◆ **EXERCISE**:
Using the records below, give the number of lines where the word "lease" appears, with no further output.

+++ RECORDS SHOWN +++

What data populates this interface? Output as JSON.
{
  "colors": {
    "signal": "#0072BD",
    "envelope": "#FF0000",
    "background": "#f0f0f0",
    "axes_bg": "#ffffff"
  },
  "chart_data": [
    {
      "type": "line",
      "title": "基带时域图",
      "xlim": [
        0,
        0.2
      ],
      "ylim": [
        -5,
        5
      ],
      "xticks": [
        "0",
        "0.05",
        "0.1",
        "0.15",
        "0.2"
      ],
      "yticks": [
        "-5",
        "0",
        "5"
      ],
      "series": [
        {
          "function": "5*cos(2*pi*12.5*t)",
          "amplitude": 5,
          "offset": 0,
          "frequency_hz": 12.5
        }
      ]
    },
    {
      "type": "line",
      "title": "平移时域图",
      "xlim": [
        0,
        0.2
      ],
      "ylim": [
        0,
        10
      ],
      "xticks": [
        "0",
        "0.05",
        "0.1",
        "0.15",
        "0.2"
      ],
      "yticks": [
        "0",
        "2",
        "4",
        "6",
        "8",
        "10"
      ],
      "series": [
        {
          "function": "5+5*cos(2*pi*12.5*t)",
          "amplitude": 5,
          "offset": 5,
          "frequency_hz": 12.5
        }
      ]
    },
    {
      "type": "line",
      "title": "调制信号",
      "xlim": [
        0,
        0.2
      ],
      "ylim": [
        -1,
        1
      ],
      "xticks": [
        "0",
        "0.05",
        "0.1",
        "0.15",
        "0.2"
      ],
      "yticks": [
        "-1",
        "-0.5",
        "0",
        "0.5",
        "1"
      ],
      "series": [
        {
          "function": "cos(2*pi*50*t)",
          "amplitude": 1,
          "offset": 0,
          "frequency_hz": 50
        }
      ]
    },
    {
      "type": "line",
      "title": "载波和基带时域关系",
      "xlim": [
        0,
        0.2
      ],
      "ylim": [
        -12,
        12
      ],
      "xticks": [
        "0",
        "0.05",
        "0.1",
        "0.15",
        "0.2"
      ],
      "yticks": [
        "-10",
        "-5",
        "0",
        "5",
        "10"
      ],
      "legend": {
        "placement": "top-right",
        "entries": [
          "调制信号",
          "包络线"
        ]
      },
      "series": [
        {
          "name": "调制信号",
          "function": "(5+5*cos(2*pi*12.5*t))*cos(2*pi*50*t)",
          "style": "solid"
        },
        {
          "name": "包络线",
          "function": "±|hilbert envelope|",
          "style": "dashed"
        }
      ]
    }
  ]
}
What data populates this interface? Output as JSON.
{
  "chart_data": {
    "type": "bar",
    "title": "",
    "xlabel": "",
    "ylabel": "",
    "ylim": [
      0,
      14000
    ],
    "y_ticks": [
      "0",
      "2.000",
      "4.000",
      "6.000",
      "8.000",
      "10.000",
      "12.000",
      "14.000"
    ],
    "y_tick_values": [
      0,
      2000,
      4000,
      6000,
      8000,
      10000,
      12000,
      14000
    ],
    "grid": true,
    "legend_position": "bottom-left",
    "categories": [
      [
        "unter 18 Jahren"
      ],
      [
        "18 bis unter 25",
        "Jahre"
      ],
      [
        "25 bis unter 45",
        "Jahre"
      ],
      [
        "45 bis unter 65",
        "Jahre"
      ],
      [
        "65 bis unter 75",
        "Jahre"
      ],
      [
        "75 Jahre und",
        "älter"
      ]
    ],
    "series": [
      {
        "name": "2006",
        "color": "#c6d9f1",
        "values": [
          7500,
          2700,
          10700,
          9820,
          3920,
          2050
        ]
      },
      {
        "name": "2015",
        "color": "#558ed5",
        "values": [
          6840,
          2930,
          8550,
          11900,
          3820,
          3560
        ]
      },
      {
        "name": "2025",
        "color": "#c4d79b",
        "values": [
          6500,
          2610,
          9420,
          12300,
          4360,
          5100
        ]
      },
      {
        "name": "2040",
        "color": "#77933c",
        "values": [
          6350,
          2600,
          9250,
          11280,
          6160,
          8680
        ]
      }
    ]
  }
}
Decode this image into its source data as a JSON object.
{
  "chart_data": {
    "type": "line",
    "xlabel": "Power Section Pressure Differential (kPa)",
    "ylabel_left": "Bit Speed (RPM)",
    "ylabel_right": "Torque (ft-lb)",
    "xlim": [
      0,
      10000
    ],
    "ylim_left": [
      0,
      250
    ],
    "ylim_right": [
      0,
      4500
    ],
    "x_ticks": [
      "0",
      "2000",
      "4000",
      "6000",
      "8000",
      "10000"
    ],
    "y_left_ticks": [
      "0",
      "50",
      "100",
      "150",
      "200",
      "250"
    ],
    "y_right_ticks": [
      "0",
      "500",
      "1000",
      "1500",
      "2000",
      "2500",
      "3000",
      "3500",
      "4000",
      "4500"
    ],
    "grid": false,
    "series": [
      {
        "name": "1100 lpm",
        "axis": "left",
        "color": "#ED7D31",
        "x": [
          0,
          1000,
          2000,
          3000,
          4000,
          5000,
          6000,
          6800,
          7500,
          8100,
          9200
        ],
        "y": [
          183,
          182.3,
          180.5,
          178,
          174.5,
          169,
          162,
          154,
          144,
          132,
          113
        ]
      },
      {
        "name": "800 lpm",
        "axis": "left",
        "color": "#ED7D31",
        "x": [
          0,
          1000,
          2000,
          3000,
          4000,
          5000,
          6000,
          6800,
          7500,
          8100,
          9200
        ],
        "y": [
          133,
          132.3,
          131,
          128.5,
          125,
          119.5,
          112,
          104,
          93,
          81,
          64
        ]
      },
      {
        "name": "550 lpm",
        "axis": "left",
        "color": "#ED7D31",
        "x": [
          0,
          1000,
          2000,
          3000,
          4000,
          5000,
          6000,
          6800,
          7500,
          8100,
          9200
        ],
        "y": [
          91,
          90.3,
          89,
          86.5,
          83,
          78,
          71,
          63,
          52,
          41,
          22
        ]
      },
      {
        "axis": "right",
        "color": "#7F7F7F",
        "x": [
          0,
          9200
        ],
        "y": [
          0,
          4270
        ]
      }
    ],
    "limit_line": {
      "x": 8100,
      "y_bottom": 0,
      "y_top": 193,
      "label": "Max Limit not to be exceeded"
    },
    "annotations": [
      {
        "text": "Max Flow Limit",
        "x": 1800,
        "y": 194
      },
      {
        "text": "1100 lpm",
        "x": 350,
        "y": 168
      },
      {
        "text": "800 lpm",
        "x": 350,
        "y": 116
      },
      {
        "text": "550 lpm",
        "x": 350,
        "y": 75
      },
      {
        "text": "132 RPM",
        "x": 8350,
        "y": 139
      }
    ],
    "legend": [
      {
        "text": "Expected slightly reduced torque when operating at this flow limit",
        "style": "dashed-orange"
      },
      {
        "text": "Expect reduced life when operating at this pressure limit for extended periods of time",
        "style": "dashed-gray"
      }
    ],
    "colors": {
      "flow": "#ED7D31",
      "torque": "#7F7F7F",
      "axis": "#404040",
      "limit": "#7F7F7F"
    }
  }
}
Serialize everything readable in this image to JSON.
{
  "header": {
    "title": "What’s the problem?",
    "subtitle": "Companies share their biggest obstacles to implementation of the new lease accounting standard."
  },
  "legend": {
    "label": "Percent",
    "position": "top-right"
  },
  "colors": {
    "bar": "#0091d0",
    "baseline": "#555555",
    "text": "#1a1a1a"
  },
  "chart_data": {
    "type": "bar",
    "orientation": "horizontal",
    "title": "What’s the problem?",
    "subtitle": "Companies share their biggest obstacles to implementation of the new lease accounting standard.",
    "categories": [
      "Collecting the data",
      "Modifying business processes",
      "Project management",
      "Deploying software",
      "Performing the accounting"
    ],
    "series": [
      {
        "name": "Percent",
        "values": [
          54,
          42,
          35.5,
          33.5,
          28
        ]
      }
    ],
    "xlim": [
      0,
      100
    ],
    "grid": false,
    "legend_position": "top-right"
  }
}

+++

◆ **WORKED ANSWER**:
2